Records from a collection of figures:
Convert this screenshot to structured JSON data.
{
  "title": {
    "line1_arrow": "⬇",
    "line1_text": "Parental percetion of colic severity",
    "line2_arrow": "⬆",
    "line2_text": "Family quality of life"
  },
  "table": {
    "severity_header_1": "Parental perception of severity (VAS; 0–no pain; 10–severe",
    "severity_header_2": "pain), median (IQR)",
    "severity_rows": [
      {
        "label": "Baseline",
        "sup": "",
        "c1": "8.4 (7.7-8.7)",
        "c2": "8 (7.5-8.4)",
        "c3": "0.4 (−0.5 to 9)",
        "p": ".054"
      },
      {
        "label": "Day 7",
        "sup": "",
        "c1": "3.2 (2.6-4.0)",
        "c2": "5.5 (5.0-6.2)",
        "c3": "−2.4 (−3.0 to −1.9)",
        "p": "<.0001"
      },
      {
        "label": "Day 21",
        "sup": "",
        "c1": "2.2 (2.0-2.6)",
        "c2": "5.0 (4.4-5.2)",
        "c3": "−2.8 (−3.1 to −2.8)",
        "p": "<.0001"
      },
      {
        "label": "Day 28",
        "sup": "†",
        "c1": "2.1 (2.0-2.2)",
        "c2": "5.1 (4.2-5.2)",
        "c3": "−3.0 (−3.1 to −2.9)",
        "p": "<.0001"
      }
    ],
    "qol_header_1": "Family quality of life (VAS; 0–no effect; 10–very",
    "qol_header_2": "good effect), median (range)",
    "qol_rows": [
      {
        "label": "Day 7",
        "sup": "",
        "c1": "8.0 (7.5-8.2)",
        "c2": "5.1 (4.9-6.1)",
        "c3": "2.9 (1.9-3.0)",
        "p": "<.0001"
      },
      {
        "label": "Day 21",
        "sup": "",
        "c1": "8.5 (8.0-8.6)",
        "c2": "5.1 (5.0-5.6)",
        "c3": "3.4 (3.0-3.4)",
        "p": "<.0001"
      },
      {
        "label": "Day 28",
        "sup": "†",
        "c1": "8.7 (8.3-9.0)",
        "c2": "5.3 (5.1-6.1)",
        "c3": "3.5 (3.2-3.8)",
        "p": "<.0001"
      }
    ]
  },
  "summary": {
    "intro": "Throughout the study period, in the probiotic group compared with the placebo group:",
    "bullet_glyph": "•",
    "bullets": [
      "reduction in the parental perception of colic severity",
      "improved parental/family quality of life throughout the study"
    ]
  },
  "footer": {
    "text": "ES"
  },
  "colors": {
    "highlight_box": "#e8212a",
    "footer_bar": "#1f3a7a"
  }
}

▸ WHAT TO PRODUCE
In the listing above, how many lines include the word "study"? Answer with the number and nothing more.

▸ FULL RESPONSE
2